WHAT IS NEEDED:
Determine which lines of the records include the word "woman", and copy them.

Stored records:
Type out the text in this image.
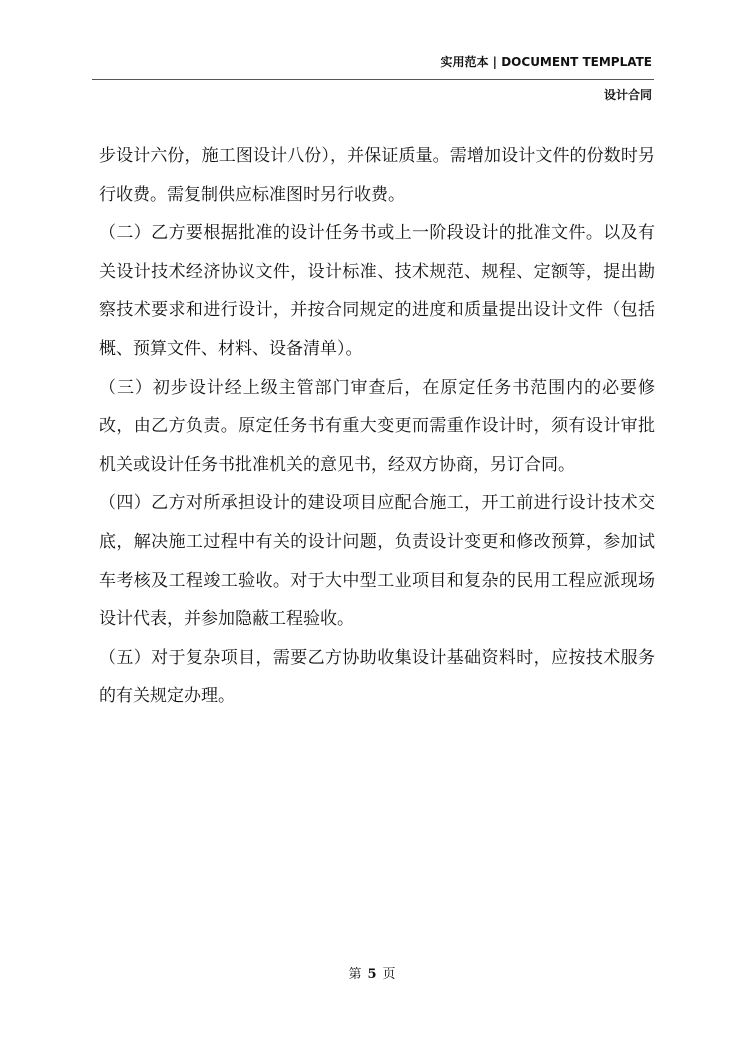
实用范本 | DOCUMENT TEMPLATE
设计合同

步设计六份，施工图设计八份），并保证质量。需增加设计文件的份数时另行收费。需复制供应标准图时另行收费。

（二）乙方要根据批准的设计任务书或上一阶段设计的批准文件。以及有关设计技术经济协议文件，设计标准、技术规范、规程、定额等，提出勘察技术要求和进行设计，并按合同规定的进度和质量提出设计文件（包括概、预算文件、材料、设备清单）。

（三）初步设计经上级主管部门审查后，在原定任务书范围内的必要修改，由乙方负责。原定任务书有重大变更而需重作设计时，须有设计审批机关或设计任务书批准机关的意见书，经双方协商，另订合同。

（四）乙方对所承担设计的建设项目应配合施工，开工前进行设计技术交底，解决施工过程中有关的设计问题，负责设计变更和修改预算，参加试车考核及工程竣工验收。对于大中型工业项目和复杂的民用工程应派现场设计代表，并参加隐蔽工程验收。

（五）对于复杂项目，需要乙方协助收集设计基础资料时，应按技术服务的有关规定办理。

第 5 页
* * *
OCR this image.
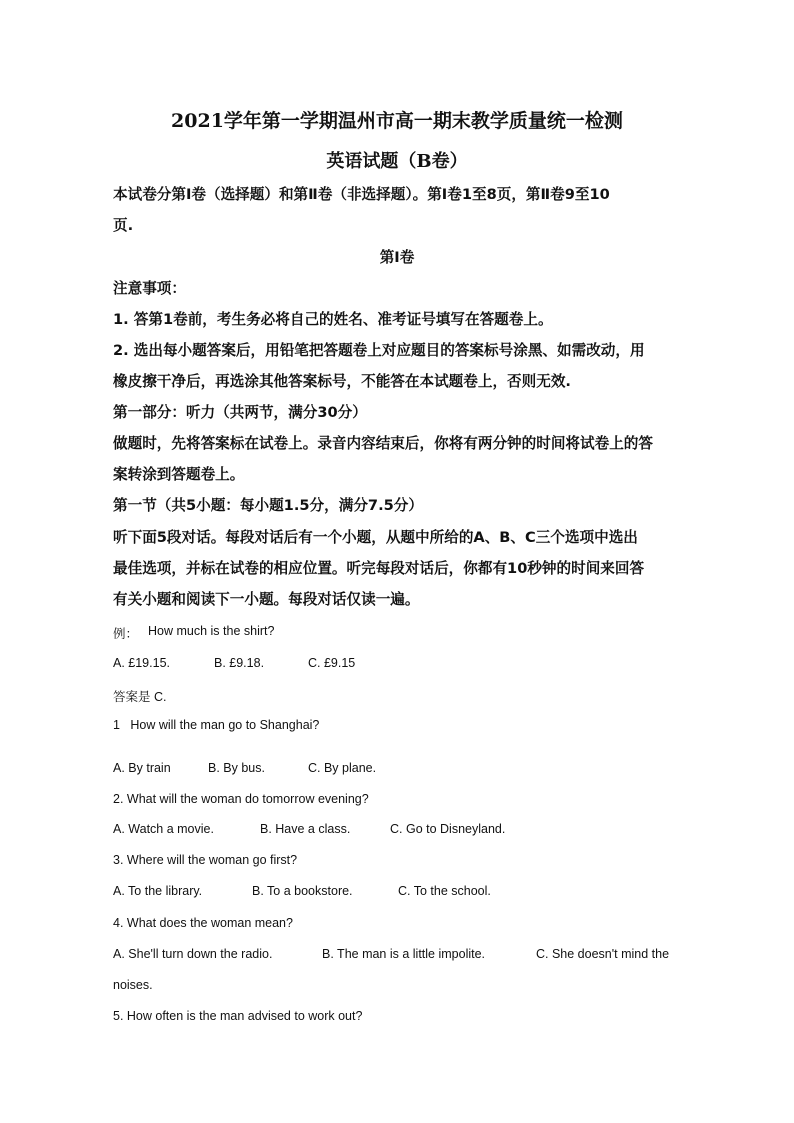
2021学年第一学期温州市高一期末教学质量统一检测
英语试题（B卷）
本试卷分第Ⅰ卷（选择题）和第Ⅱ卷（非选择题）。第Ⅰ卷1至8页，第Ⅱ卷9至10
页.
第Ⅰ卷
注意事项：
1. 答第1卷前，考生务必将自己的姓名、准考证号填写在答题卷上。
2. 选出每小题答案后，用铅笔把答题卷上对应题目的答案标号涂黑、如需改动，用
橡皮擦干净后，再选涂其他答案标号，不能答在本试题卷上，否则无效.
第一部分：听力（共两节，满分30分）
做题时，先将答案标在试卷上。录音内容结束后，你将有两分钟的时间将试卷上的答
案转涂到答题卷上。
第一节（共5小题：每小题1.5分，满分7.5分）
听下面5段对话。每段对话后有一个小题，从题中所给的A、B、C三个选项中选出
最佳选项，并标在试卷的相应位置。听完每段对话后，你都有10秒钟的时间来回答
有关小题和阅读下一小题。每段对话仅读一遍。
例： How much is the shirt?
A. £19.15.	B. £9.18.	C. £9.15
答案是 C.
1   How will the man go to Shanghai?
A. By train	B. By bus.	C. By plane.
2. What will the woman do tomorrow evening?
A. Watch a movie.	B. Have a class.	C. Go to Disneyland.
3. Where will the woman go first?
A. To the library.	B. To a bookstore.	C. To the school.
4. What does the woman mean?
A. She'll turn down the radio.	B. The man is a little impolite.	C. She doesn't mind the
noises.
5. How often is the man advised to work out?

RESPONSE TO THIS EXERCISE:
2. What will the woman do tomorrow evening?
3. Where will the woman go first?
4. What does the woman mean?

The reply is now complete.